* [Task goal] Your task is to repeat the listing exactly.

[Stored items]
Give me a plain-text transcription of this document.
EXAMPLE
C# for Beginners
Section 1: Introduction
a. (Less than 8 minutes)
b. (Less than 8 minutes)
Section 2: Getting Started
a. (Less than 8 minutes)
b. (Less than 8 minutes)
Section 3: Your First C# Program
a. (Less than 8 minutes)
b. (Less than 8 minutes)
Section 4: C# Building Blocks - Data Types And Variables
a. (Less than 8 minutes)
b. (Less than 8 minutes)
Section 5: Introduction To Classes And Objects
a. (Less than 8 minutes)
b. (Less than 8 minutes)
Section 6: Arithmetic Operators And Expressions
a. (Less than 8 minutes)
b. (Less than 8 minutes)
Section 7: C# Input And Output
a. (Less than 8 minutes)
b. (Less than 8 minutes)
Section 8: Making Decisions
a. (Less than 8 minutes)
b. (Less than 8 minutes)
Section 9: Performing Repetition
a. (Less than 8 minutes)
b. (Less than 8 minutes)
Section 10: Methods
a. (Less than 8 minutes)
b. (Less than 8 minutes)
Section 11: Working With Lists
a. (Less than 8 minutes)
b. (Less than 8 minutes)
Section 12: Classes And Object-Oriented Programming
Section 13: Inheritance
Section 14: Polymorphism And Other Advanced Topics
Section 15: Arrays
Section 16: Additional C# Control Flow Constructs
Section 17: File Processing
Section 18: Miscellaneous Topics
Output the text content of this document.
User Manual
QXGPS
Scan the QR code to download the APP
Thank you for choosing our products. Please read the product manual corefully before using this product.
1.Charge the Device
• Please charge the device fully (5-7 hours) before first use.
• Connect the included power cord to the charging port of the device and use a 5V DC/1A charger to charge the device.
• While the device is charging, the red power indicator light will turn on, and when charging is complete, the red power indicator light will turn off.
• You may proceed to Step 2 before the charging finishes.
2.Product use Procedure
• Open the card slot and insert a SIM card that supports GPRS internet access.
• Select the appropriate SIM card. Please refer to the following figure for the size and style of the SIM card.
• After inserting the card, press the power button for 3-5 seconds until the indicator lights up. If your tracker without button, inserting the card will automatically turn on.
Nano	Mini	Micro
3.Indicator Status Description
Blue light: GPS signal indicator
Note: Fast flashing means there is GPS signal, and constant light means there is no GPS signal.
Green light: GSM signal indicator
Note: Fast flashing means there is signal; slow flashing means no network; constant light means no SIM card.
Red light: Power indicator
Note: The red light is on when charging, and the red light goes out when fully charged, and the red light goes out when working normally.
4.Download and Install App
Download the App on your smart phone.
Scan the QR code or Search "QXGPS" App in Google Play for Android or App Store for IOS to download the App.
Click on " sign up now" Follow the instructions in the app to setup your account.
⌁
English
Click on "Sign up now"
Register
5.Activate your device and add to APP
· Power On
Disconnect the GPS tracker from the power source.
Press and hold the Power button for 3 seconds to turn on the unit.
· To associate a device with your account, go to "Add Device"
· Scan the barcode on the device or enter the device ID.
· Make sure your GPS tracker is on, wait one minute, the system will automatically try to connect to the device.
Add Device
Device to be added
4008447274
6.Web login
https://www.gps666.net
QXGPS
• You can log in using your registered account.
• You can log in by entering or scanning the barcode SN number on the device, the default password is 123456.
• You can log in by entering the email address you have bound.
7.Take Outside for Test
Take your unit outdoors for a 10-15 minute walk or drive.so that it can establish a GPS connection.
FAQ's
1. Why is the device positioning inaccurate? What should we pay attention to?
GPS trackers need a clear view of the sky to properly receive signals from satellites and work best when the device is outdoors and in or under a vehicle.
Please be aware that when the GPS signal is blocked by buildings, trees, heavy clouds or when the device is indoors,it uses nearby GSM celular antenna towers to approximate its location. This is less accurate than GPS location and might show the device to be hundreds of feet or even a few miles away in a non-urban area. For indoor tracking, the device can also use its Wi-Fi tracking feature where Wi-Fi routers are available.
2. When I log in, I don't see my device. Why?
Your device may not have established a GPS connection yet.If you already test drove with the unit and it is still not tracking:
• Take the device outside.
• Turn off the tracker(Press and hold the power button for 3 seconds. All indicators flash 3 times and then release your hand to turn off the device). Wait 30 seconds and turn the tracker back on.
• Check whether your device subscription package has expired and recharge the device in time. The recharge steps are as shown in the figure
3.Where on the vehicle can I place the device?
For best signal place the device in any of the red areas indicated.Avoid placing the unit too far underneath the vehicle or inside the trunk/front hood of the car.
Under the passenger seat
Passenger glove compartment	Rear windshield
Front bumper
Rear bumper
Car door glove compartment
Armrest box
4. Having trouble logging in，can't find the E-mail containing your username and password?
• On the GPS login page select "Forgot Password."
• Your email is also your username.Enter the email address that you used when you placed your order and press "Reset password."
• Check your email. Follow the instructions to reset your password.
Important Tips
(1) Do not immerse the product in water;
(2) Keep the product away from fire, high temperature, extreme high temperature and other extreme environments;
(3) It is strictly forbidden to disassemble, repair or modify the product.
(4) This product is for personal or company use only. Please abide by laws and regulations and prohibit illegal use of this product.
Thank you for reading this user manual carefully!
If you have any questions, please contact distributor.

* [Response below]
Give me a plain-text transcription of this document.
EXAMPLE
C# for Beginners
Section 1: Introduction
a. (Less than 8 minutes)
b. (Less than 8 minutes)
Section 2: Getting Started
a. (Less than 8 minutes)
b. (Less than 8 minutes)
Section 3: Your First C# Program
a. (Less than 8 minutes)
b. (Less than 8 minutes)
Section 4: C# Building Blocks - Data Types And Variables
a. (Less than 8 minutes)
b. (Less than 8 minutes)
Section 5: Introduction To Classes And Objects
a. (Less than 8 minutes)
b. (Less than 8 minutes)
Section 6: Arithmetic Operators And Expressions
a. (Less than 8 minutes)
b. (Less than 8 minutes)
Section 7: C# Input And Output
a. (Less than 8 minutes)
b. (Less than 8 minutes)
Section 8: Making Decisions
a. (Less than 8 minutes)
b. (Less than 8 minutes)
Section 9: Performing Repetition
a. (Less than 8 minutes)
b. (Less than 8 minutes)
Section 10: Methods
a. (Less than 8 minutes)
b. (Less than 8 minutes)
Section 11: Working With Lists
a. (Less than 8 minutes)
b. (Less than 8 minutes)
Section 12: Classes And Object-Oriented Programming
Section 13: Inheritance
Section 14: Polymorphism And Other Advanced Topics
Section 15: Arrays
Section 16: Additional C# Control Flow Constructs
Section 17: File Processing
Section 18: Miscellaneous Topics
Output the text content of this document.
User Manual
QXGPS
Scan the QR code to download the APP
Thank you for choosing our products. Please read the product manual corefully before using this product.
1.Charge the Device
• Please charge the device fully (5-7 hours) before first use.
• Connect the included power cord to the charging port of the device and use a 5V DC/1A charger to charge the device.
• While the device is charging, the red power indicator light will turn on, and when charging is complete, the red power indicator light will turn off.
• You may proceed to Step 2 before the charging finishes.
2.Product use Procedure
• Open the card slot and insert a SIM card that supports GPRS internet access.
• Select the appropriate SIM card. Please refer to the following figure for the size and style of the SIM card.
• After inserting the card, press the power button for 3-5 seconds until the indicator lights up. If your tracker without button, inserting the card will automatically turn on.
Nano	Mini	Micro
3.Indicator Status Description
Blue light: GPS signal indicator
Note: Fast flashing means there is GPS signal, and constant light means there is no GPS signal.
Green light: GSM signal indicator
Note: Fast flashing means there is signal; slow flashing means no network; constant light means no SIM card.
Red light: Power indicator
Note: The red light is on when charging, and the red light goes out when fully charged, and the red light goes out when working normally.
4.Download and Install App
Download the App on your smart phone.
Scan the QR code or Search "QXGPS" App in Google Play for Android or App Store for IOS to download the App.
Click on " sign up now" Follow the instructions in the app to setup your account.
⌁
English
Click on "Sign up now"
Register
5.Activate your device and add to APP
· Power On
Disconnect the GPS tracker from the power source.
Press and hold the Power button for 3 seconds to turn on the unit.
· To associate a device with your account, go to "Add Device"
· Scan the barcode on the device or enter the device ID.
· Make sure your GPS tracker is on, wait one minute, the system will automatically try to connect to the device.
Add Device
Device to be added
4008447274
6.Web login
https://www.gps666.net
QXGPS
• You can log in using your registered account.
• You can log in by entering or scanning the barcode SN number on the device, the default password is 123456.
• You can log in by entering the email address you have bound.
7.Take Outside for Test
Take your unit outdoors for a 10-15 minute walk or drive.so that it can establish a GPS connection.
FAQ's
1. Why is the device positioning inaccurate? What should we pay attention to?
GPS trackers need a clear view of the sky to properly receive signals from satellites and work best when the device is outdoors and in or under a vehicle.
Please be aware that when the GPS signal is blocked by buildings, trees, heavy clouds or when the device is indoors,it uses nearby GSM celular antenna towers to approximate its location. This is less accurate than GPS location and might show the device to be hundreds of feet or even a few miles away in a non-urban area. For indoor tracking, the device can also use its Wi-Fi tracking feature where Wi-Fi routers are available.
2. When I log in, I don't see my device. Why?
Your device may not have established a GPS connection yet.If you already test drove with the unit and it is still not tracking:
• Take the device outside.
• Turn off the tracker(Press and hold the power button for 3 seconds. All indicators flash 3 times and then release your hand to turn off the device). Wait 30 seconds and turn the tracker back on.
• Check whether your device subscription package has expired and recharge the device in time. The recharge steps are as shown in the figure
3.Where on the vehicle can I place the device?
For best signal place the device in any of the red areas indicated.Avoid placing the unit too far underneath the vehicle or inside the trunk/front hood of the car.
Under the passenger seat
Passenger glove compartment	Rear windshield
Front bumper
Rear bumper
Car door glove compartment
Armrest box
4. Having trouble logging in，can't find the E-mail containing your username and password?
• On the GPS login page select "Forgot Password."
• Your email is also your username.Enter the email address that you used when you placed your order and press "Reset password."
• Check your email. Follow the instructions to reset your password.
Important Tips
(1) Do not immerse the product in water;
(2) Keep the product away from fire, high temperature, extreme high temperature and other extreme environments;
(3) It is strictly forbidden to disassemble, repair or modify the product.
(4) This product is for personal or company use only. Please abide by laws and regulations and prohibit illegal use of this product.
Thank you for reading this user manual carefully!
If you have any questions, please contact distributor.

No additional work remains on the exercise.